TO DO: Print every entry word for word, but omit the pictures.

*** Opening of INPUT DATA ***

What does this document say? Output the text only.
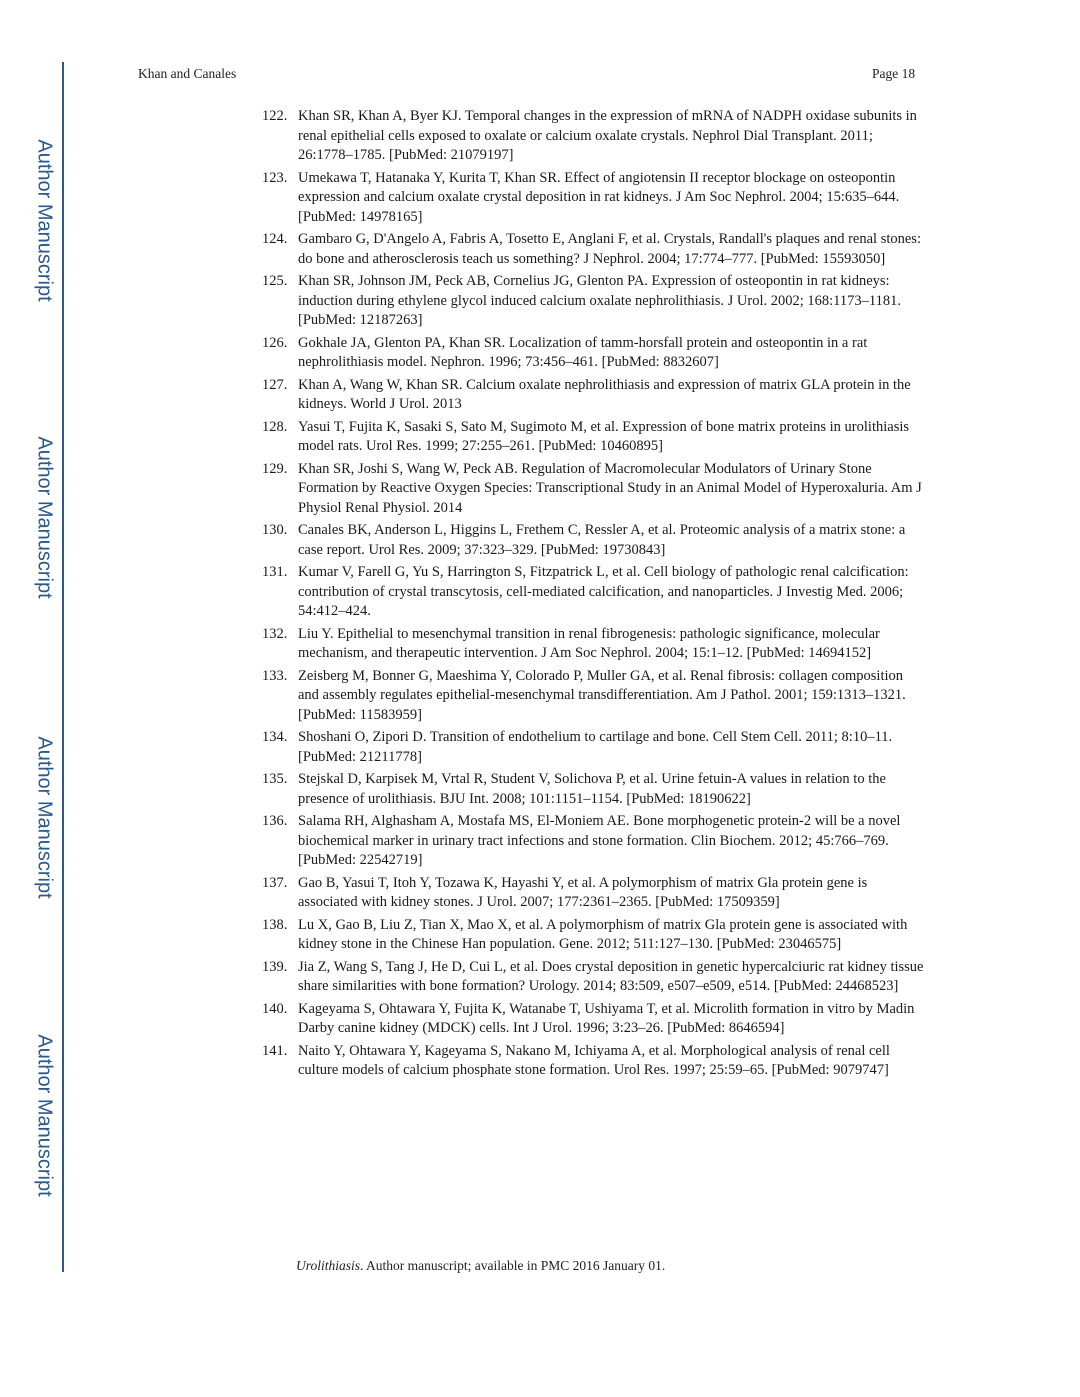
Author Manuscript
Author Manuscript
Author Manuscript
Author Manuscript
Khan and Canales	Page 18
122. Khan SR, Khan A, Byer KJ. Temporal changes in the expression of mRNA of NADPH oxidase subunits in renal epithelial cells exposed to oxalate or calcium oxalate crystals. Nephrol Dial Transplant. 2011; 26:1778–1785. [PubMed: 21079197]
123. Umekawa T, Hatanaka Y, Kurita T, Khan SR. Effect of angiotensin II receptor blockage on osteopontin expression and calcium oxalate crystal deposition in rat kidneys. J Am Soc Nephrol. 2004; 15:635–644. [PubMed: 14978165]
124. Gambaro G, D'Angelo A, Fabris A, Tosetto E, Anglani F, et al. Crystals, Randall's plaques and renal stones: do bone and atherosclerosis teach us something? J Nephrol. 2004; 17:774–777. [PubMed: 15593050]
125. Khan SR, Johnson JM, Peck AB, Cornelius JG, Glenton PA. Expression of osteopontin in rat kidneys: induction during ethylene glycol induced calcium oxalate nephrolithiasis. J Urol. 2002; 168:1173–1181. [PubMed: 12187263]
126. Gokhale JA, Glenton PA, Khan SR. Localization of tamm-horsfall protein and osteopontin in a rat nephrolithiasis model. Nephron. 1996; 73:456–461. [PubMed: 8832607]
127. Khan A, Wang W, Khan SR. Calcium oxalate nephrolithiasis and expression of matrix GLA protein in the kidneys. World J Urol. 2013
128. Yasui T, Fujita K, Sasaki S, Sato M, Sugimoto M, et al. Expression of bone matrix proteins in urolithiasis model rats. Urol Res. 1999; 27:255–261. [PubMed: 10460895]
129. Khan SR, Joshi S, Wang W, Peck AB. Regulation of Macromolecular Modulators of Urinary Stone Formation by Reactive Oxygen Species: Transcriptional Study in an Animal Model of Hyperoxaluria. Am J Physiol Renal Physiol. 2014
130. Canales BK, Anderson L, Higgins L, Frethem C, Ressler A, et al. Proteomic analysis of a matrix stone: a case report. Urol Res. 2009; 37:323–329. [PubMed: 19730843]
131. Kumar V, Farell G, Yu S, Harrington S, Fitzpatrick L, et al. Cell biology of pathologic renal calcification: contribution of crystal transcytosis, cell-mediated calcification, and nanoparticles. J Investig Med. 2006; 54:412–424.
132. Liu Y. Epithelial to mesenchymal transition in renal fibrogenesis: pathologic significance, molecular mechanism, and therapeutic intervention. J Am Soc Nephrol. 2004; 15:1–12. [PubMed: 14694152]
133. Zeisberg M, Bonner G, Maeshima Y, Colorado P, Muller GA, et al. Renal fibrosis: collagen composition and assembly regulates epithelial-mesenchymal transdifferentiation. Am J Pathol. 2001; 159:1313–1321. [PubMed: 11583959]
134. Shoshani O, Zipori D. Transition of endothelium to cartilage and bone. Cell Stem Cell. 2011; 8:10–11. [PubMed: 21211778]
135. Stejskal D, Karpisek M, Vrtal R, Student V, Solichova P, et al. Urine fetuin-A values in relation to the presence of urolithiasis. BJU Int. 2008; 101:1151–1154. [PubMed: 18190622]
136. Salama RH, Alghasham A, Mostafa MS, El-Moniem AE. Bone morphogenetic protein-2 will be a novel biochemical marker in urinary tract infections and stone formation. Clin Biochem. 2012; 45:766–769. [PubMed: 22542719]
137. Gao B, Yasui T, Itoh Y, Tozawa K, Hayashi Y, et al. A polymorphism of matrix Gla protein gene is associated with kidney stones. J Urol. 2007; 177:2361–2365. [PubMed: 17509359]
138. Lu X, Gao B, Liu Z, Tian X, Mao X, et al. A polymorphism of matrix Gla protein gene is associated with kidney stone in the Chinese Han population. Gene. 2012; 511:127–130. [PubMed: 23046575]
139. Jia Z, Wang S, Tang J, He D, Cui L, et al. Does crystal deposition in genetic hypercalciuric rat kidney tissue share similarities with bone formation? Urology. 2014; 83:509, e507–e509, e514. [PubMed: 24468523]
140. Kageyama S, Ohtawara Y, Fujita K, Watanabe T, Ushiyama T, et al. Microlith formation in vitro by Madin Darby canine kidney (MDCK) cells. Int J Urol. 1996; 3:23–26. [PubMed: 8646594]
141. Naito Y, Ohtawara Y, Kageyama S, Nakano M, Ichiyama A, et al. Morphological analysis of renal cell culture models of calcium phosphate stone formation. Urol Res. 1997; 25:59–65. [PubMed: 9079747]
Urolithiasis. Author manuscript; available in PMC 2016 January 01.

*** Close of INPUT DATA ***

RESULT OF THIS EXERCISE:
What does this document say? Output the text only.
Author Manuscript
Author Manuscript
Author Manuscript
Author Manuscript
Khan and Canales	Page 18
122. Khan SR, Khan A, Byer KJ. Temporal changes in the expression of mRNA of NADPH oxidase subunits in renal epithelial cells exposed to oxalate or calcium oxalate crystals. Nephrol Dial Transplant. 2011; 26:1778–1785. [PubMed: 21079197]
123. Umekawa T, Hatanaka Y, Kurita T, Khan SR. Effect of angiotensin II receptor blockage on osteopontin expression and calcium oxalate crystal deposition in rat kidneys. J Am Soc Nephrol. 2004; 15:635–644. [PubMed: 14978165]
124. Gambaro G, D'Angelo A, Fabris A, Tosetto E, Anglani F, et al. Crystals, Randall's plaques and renal stones: do bone and atherosclerosis teach us something? J Nephrol. 2004; 17:774–777. [PubMed: 15593050]
125. Khan SR, Johnson JM, Peck AB, Cornelius JG, Glenton PA. Expression of osteopontin in rat kidneys: induction during ethylene glycol induced calcium oxalate nephrolithiasis. J Urol. 2002; 168:1173–1181. [PubMed: 12187263]
126. Gokhale JA, Glenton PA, Khan SR. Localization of tamm-horsfall protein and osteopontin in a rat nephrolithiasis model. Nephron. 1996; 73:456–461. [PubMed: 8832607]
127. Khan A, Wang W, Khan SR. Calcium oxalate nephrolithiasis and expression of matrix GLA protein in the kidneys. World J Urol. 2013
128. Yasui T, Fujita K, Sasaki S, Sato M, Sugimoto M, et al. Expression of bone matrix proteins in urolithiasis model rats. Urol Res. 1999; 27:255–261. [PubMed: 10460895]
129. Khan SR, Joshi S, Wang W, Peck AB. Regulation of Macromolecular Modulators of Urinary Stone Formation by Reactive Oxygen Species: Transcriptional Study in an Animal Model of Hyperoxaluria. Am J Physiol Renal Physiol. 2014
130. Canales BK, Anderson L, Higgins L, Frethem C, Ressler A, et al. Proteomic analysis of a matrix stone: a case report. Urol Res. 2009; 37:323–329. [PubMed: 19730843]
131. Kumar V, Farell G, Yu S, Harrington S, Fitzpatrick L, et al. Cell biology of pathologic renal calcification: contribution of crystal transcytosis, cell-mediated calcification, and nanoparticles. J Investig Med. 2006; 54:412–424.
132. Liu Y. Epithelial to mesenchymal transition in renal fibrogenesis: pathologic significance, molecular mechanism, and therapeutic intervention. J Am Soc Nephrol. 2004; 15:1–12. [PubMed: 14694152]
133. Zeisberg M, Bonner G, Maeshima Y, Colorado P, Muller GA, et al. Renal fibrosis: collagen composition and assembly regulates epithelial-mesenchymal transdifferentiation. Am J Pathol. 2001; 159:1313–1321. [PubMed: 11583959]
134. Shoshani O, Zipori D. Transition of endothelium to cartilage and bone. Cell Stem Cell. 2011; 8:10–11. [PubMed: 21211778]
135. Stejskal D, Karpisek M, Vrtal R, Student V, Solichova P, et al. Urine fetuin-A values in relation to the presence of urolithiasis. BJU Int. 2008; 101:1151–1154. [PubMed: 18190622]
136. Salama RH, Alghasham A, Mostafa MS, El-Moniem AE. Bone morphogenetic protein-2 will be a novel biochemical marker in urinary tract infections and stone formation. Clin Biochem. 2012; 45:766–769. [PubMed: 22542719]
137. Gao B, Yasui T, Itoh Y, Tozawa K, Hayashi Y, et al. A polymorphism of matrix Gla protein gene is associated with kidney stones. J Urol. 2007; 177:2361–2365. [PubMed: 17509359]
138. Lu X, Gao B, Liu Z, Tian X, Mao X, et al. A polymorphism of matrix Gla protein gene is associated with kidney stone in the Chinese Han population. Gene. 2012; 511:127–130. [PubMed: 23046575]
139. Jia Z, Wang S, Tang J, He D, Cui L, et al. Does crystal deposition in genetic hypercalciuric rat kidney tissue share similarities with bone formation? Urology. 2014; 83:509, e507–e509, e514. [PubMed: 24468523]
140. Kageyama S, Ohtawara Y, Fujita K, Watanabe T, Ushiyama T, et al. Microlith formation in vitro by Madin Darby canine kidney (MDCK) cells. Int J Urol. 1996; 3:23–26. [PubMed: 8646594]
141. Naito Y, Ohtawara Y, Kageyama S, Nakano M, Ichiyama A, et al. Morphological analysis of renal cell culture models of calcium phosphate stone formation. Urol Res. 1997; 25:59–65. [PubMed: 9079747]
Urolithiasis. Author manuscript; available in PMC 2016 January 01.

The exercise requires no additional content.